[Stored records]
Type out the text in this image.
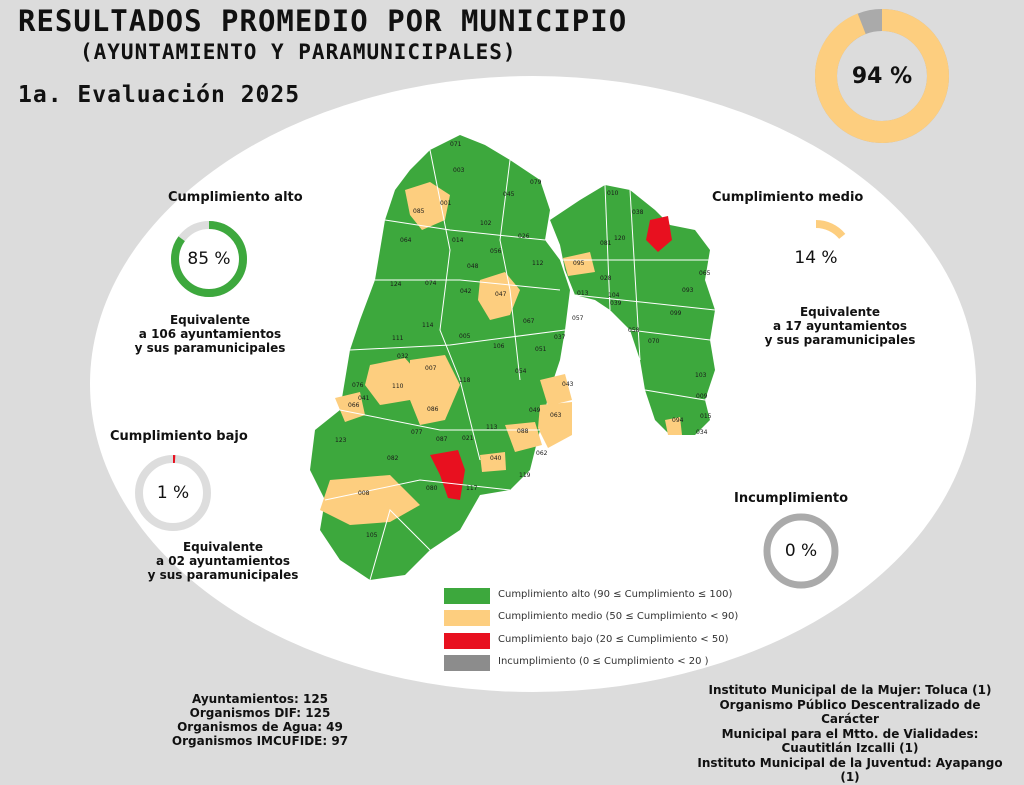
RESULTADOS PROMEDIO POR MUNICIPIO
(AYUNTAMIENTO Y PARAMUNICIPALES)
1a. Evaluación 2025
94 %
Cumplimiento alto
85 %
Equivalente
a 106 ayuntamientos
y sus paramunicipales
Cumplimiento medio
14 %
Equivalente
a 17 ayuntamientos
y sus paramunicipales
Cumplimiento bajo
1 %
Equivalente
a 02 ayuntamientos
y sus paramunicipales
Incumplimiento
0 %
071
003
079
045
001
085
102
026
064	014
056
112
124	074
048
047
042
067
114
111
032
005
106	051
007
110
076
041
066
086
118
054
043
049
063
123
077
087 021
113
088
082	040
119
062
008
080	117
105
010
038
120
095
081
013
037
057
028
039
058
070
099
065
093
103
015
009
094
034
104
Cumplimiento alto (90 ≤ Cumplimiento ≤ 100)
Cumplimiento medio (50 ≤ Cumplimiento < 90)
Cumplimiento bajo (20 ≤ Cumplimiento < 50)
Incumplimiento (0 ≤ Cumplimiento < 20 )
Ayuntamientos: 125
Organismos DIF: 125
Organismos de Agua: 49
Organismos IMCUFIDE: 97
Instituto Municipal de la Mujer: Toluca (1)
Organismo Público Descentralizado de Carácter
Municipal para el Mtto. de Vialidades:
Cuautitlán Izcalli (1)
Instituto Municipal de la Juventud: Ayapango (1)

--

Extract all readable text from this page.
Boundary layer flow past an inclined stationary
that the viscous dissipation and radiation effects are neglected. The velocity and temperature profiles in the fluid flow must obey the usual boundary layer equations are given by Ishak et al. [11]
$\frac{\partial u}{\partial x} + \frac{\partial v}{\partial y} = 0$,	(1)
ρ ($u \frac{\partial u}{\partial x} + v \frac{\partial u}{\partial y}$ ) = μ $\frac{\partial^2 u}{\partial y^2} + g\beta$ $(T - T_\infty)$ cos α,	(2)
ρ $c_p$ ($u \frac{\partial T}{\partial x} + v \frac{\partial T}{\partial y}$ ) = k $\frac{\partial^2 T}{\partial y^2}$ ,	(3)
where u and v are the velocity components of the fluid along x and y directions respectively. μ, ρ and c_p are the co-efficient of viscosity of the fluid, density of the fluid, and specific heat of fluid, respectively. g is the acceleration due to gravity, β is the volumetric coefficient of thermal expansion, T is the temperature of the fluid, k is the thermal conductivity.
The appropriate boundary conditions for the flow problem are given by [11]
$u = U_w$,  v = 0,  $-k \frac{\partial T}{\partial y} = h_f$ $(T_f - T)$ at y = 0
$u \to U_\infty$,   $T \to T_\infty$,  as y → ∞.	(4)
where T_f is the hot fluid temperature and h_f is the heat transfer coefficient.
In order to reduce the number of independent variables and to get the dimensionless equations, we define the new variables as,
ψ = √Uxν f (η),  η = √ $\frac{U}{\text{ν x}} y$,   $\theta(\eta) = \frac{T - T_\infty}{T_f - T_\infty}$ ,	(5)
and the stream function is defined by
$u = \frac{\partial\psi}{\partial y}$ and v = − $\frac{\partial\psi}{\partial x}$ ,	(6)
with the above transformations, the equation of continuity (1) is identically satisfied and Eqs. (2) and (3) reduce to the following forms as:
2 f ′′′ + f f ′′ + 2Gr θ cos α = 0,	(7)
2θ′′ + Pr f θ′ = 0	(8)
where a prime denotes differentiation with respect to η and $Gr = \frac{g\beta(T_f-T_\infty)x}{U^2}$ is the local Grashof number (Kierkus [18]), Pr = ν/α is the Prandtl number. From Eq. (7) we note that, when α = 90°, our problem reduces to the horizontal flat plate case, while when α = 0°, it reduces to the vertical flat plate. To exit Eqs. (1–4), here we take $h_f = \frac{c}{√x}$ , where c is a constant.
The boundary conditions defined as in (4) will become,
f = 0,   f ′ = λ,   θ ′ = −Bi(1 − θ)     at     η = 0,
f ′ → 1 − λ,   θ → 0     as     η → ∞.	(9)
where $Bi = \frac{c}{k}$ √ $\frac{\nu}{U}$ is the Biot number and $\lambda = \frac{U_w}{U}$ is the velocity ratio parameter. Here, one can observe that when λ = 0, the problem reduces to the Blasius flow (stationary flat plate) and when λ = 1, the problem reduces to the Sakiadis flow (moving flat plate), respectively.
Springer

--

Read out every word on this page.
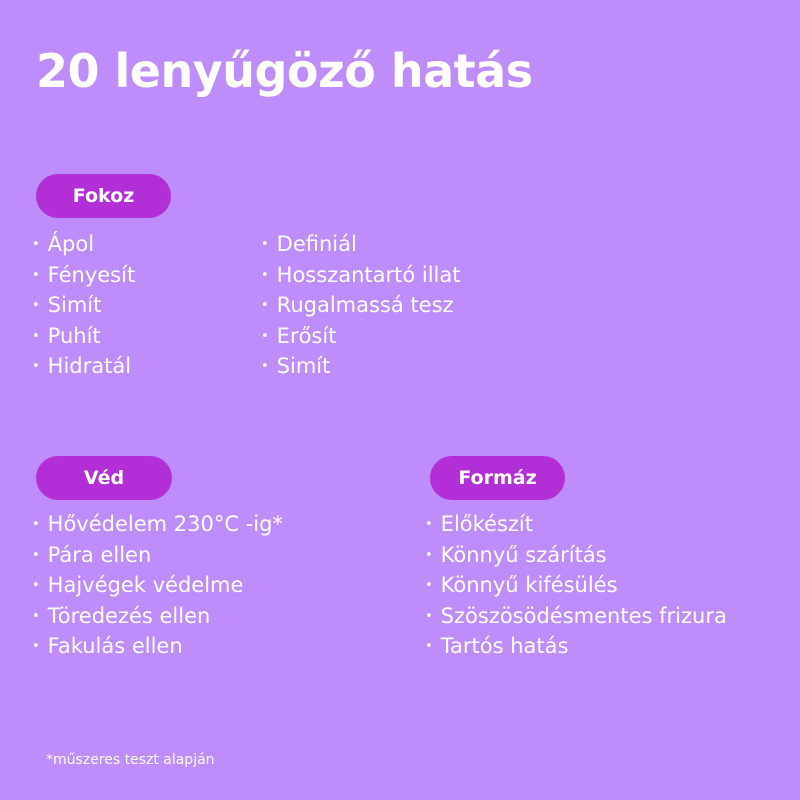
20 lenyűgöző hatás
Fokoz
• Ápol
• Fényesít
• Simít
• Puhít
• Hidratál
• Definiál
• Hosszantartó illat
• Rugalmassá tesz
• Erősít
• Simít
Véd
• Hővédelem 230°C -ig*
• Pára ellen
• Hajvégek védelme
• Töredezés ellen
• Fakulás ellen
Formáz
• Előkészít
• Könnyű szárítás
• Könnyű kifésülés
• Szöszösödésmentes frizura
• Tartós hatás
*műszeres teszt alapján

• [What is required] Say how many lines above hold the word "defined", giving only the count.

• [Exercise answer] 2